> _Problem requirements_: The reply should reproduce every line of the data below word for word, minus any images.

%%

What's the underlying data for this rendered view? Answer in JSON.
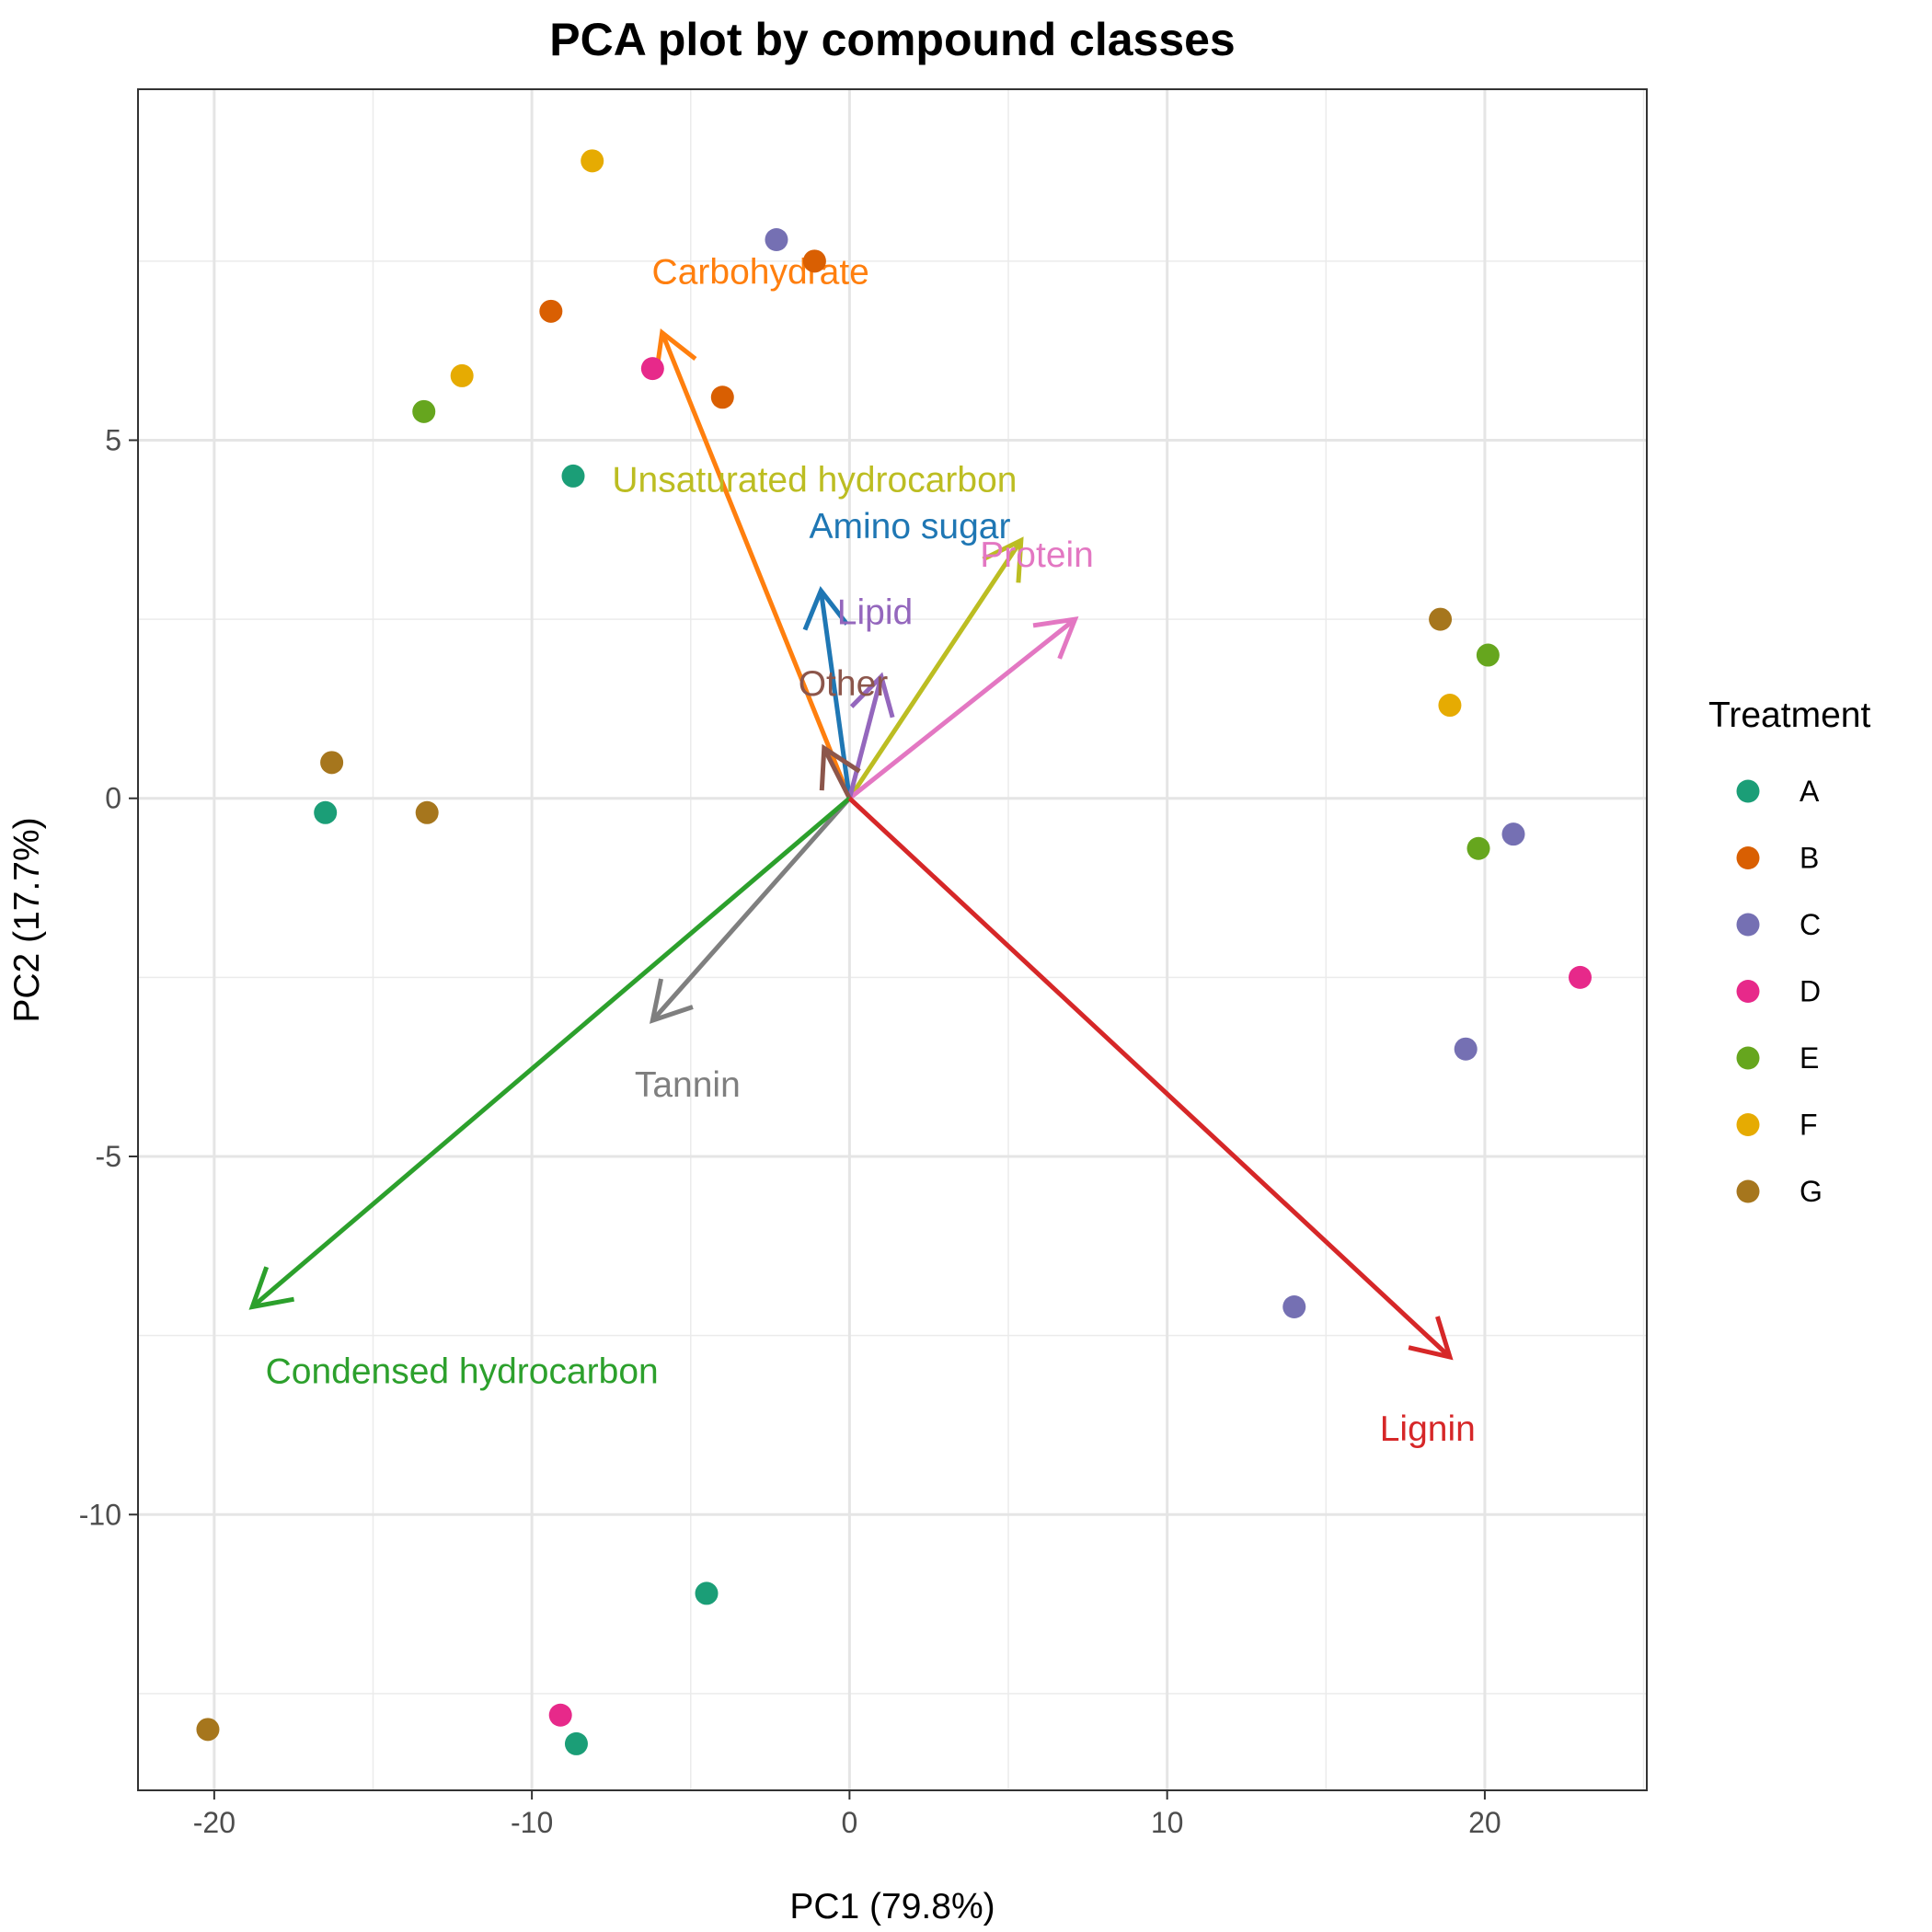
{
  "chart_data": {
    "type": "scatter",
    "title": "PCA plot by compound classes",
    "xlabel": "PC1 (79.8%)",
    "ylabel": "PC2 (17.7%)",
    "xlim": [
      -22.4,
      25.1
    ],
    "ylim": [
      -13.85,
      9.9
    ],
    "x_ticks": [
      -20,
      -10,
      0,
      10,
      20
    ],
    "y_ticks": [
      -10,
      -5,
      0,
      5
    ],
    "x_tick_labels": [
      "-20",
      "-10",
      "0",
      "10",
      "20"
    ],
    "y_tick_labels": [
      "-10",
      "-5",
      "0",
      "5"
    ],
    "grid": true,
    "legend": {
      "title": "Treatment",
      "position": "right",
      "items": [
        {
          "name": "A",
          "color": "#1b9e77"
        },
        {
          "name": "B",
          "color": "#d95f02"
        },
        {
          "name": "C",
          "color": "#7570b3"
        },
        {
          "name": "D",
          "color": "#e7298a"
        },
        {
          "name": "E",
          "color": "#66a61e"
        },
        {
          "name": "F",
          "color": "#e6ab02"
        },
        {
          "name": "G",
          "color": "#a6761d"
        }
      ]
    },
    "series": [
      {
        "name": "A",
        "color": "#1b9e77",
        "points": [
          [
            -8.7,
            4.5
          ],
          [
            -16.5,
            -0.2
          ],
          [
            -4.5,
            -11.1
          ],
          [
            -8.6,
            -13.2
          ]
        ]
      },
      {
        "name": "B",
        "color": "#d95f02",
        "points": [
          [
            -9.4,
            6.8
          ],
          [
            -1.1,
            7.5
          ],
          [
            -4.0,
            5.6
          ]
        ]
      },
      {
        "name": "C",
        "color": "#7570b3",
        "points": [
          [
            -2.3,
            7.8
          ],
          [
            20.9,
            -0.5
          ],
          [
            19.4,
            -3.5
          ],
          [
            14.0,
            -7.1
          ]
        ]
      },
      {
        "name": "D",
        "color": "#e7298a",
        "points": [
          [
            -6.2,
            6.0
          ],
          [
            23.0,
            -2.5
          ],
          [
            -9.1,
            -12.8
          ]
        ]
      },
      {
        "name": "E",
        "color": "#66a61e",
        "points": [
          [
            -13.4,
            5.4
          ],
          [
            20.1,
            2.0
          ],
          [
            19.8,
            -0.7
          ]
        ]
      },
      {
        "name": "F",
        "color": "#e6ab02",
        "points": [
          [
            -8.1,
            8.9
          ],
          [
            -12.2,
            5.9
          ],
          [
            18.9,
            1.3
          ]
        ]
      },
      {
        "name": "G",
        "color": "#a6761d",
        "points": [
          [
            -16.3,
            0.5
          ],
          [
            -13.3,
            -0.2
          ],
          [
            18.6,
            2.5
          ],
          [
            -20.2,
            -13.0
          ]
        ]
      }
    ],
    "loadings": [
      {
        "name": "Carbohydrate",
        "color": "#ff7f0e",
        "x": -5.9,
        "y": 6.5,
        "label_x": -2.8,
        "label_y": 7.35
      },
      {
        "name": "Unsaturated hydrocarbon",
        "color": "#bcbd22",
        "x": 5.4,
        "y": 3.6,
        "label_x": -1.1,
        "label_y": 4.45
      },
      {
        "name": "Amino sugar",
        "color": "#1f77b4",
        "x": -0.9,
        "y": 2.9,
        "label_x": 1.9,
        "label_y": 3.8
      },
      {
        "name": "Protein",
        "color": "#e377c2",
        "x": 7.1,
        "y": 2.5,
        "label_x": 5.9,
        "label_y": 3.4
      },
      {
        "name": "Lipid",
        "color": "#9467bd",
        "x": 1.0,
        "y": 1.7,
        "label_x": 0.8,
        "label_y": 2.6
      },
      {
        "name": "Other",
        "color": "#8c564b",
        "x": -0.8,
        "y": 0.7,
        "label_x": -0.2,
        "label_y": 1.6
      },
      {
        "name": "Tannin",
        "color": "#7f7f7f",
        "x": -6.2,
        "y": -3.1,
        "label_x": -5.1,
        "label_y": -4.0
      },
      {
        "name": "Condensed hydrocarbon",
        "color": "#2ca02c",
        "x": -18.8,
        "y": -7.1,
        "label_x": -12.2,
        "label_y": -8.0
      },
      {
        "name": "Lignin",
        "color": "#d62728",
        "x": 18.9,
        "y": -7.8,
        "label_x": 18.2,
        "label_y": -8.8
      }
    ]
  }
}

%%

> _Answer to this problem_:
What's the underlying data for this rendered view? Answer in JSON.
{
  "chart_data": {
    "type": "scatter",
    "title": "PCA plot by compound classes",
    "xlabel": "PC1 (79.8%)",
    "ylabel": "PC2 (17.7%)",
    "xlim": [
      -22.4,
      25.1
    ],
    "ylim": [
      -13.85,
      9.9
    ],
    "x_ticks": [
      -20,
      -10,
      0,
      10,
      20
    ],
    "y_ticks": [
      -10,
      -5,
      0,
      5
    ],
    "x_tick_labels": [
      "-20",
      "-10",
      "0",
      "10",
      "20"
    ],
    "y_tick_labels": [
      "-10",
      "-5",
      "0",
      "5"
    ],
    "grid": true,
    "legend": {
      "title": "Treatment",
      "position": "right",
      "items": [
        {
          "name": "A",
          "color": "#1b9e77"
        },
        {
          "name": "B",
          "color": "#d95f02"
        },
        {
          "name": "C",
          "color": "#7570b3"
        },
        {
          "name": "D",
          "color": "#e7298a"
        },
        {
          "name": "E",
          "color": "#66a61e"
        },
        {
          "name": "F",
          "color": "#e6ab02"
        },
        {
          "name": "G",
          "color": "#a6761d"
        }
      ]
    },
    "series": [
      {
        "name": "A",
        "color": "#1b9e77",
        "points": [
          [
            -8.7,
            4.5
          ],
          [
            -16.5,
            -0.2
          ],
          [
            -4.5,
            -11.1
          ],
          [
            -8.6,
            -13.2
          ]
        ]
      },
      {
        "name": "B",
        "color": "#d95f02",
        "points": [
          [
            -9.4,
            6.8
          ],
          [
            -1.1,
            7.5
          ],
          [
            -4.0,
            5.6
          ]
        ]
      },
      {
        "name": "C",
        "color": "#7570b3",
        "points": [
          [
            -2.3,
            7.8
          ],
          [
            20.9,
            -0.5
          ],
          [
            19.4,
            -3.5
          ],
          [
            14.0,
            -7.1
          ]
        ]
      },
      {
        "name": "D",
        "color": "#e7298a",
        "points": [
          [
            -6.2,
            6.0
          ],
          [
            23.0,
            -2.5
          ],
          [
            -9.1,
            -12.8
          ]
        ]
      },
      {
        "name": "E",
        "color": "#66a61e",
        "points": [
          [
            -13.4,
            5.4
          ],
          [
            20.1,
            2.0
          ],
          [
            19.8,
            -0.7
          ]
        ]
      },
      {
        "name": "F",
        "color": "#e6ab02",
        "points": [
          [
            -8.1,
            8.9
          ],
          [
            -12.2,
            5.9
          ],
          [
            18.9,
            1.3
          ]
        ]
      },
      {
        "name": "G",
        "color": "#a6761d",
        "points": [
          [
            -16.3,
            0.5
          ],
          [
            -13.3,
            -0.2
          ],
          [
            18.6,
            2.5
          ],
          [
            -20.2,
            -13.0
          ]
        ]
      }
    ],
    "loadings": [
      {
        "name": "Carbohydrate",
        "color": "#ff7f0e",
        "x": -5.9,
        "y": 6.5,
        "label_x": -2.8,
        "label_y": 7.35
      },
      {
        "name": "Unsaturated hydrocarbon",
        "color": "#bcbd22",
        "x": 5.4,
        "y": 3.6,
        "label_x": -1.1,
        "label_y": 4.45
      },
      {
        "name": "Amino sugar",
        "color": "#1f77b4",
        "x": -0.9,
        "y": 2.9,
        "label_x": 1.9,
        "label_y": 3.8
      },
      {
        "name": "Protein",
        "color": "#e377c2",
        "x": 7.1,
        "y": 2.5,
        "label_x": 5.9,
        "label_y": 3.4
      },
      {
        "name": "Lipid",
        "color": "#9467bd",
        "x": 1.0,
        "y": 1.7,
        "label_x": 0.8,
        "label_y": 2.6
      },
      {
        "name": "Other",
        "color": "#8c564b",
        "x": -0.8,
        "y": 0.7,
        "label_x": -0.2,
        "label_y": 1.6
      },
      {
        "name": "Tannin",
        "color": "#7f7f7f",
        "x": -6.2,
        "y": -3.1,
        "label_x": -5.1,
        "label_y": -4.0
      },
      {
        "name": "Condensed hydrocarbon",
        "color": "#2ca02c",
        "x": -18.8,
        "y": -7.1,
        "label_x": -12.2,
        "label_y": -8.0
      },
      {
        "name": "Lignin",
        "color": "#d62728",
        "x": 18.9,
        "y": -7.8,
        "label_x": 18.2,
        "label_y": -8.8
      }
    ]
  }
}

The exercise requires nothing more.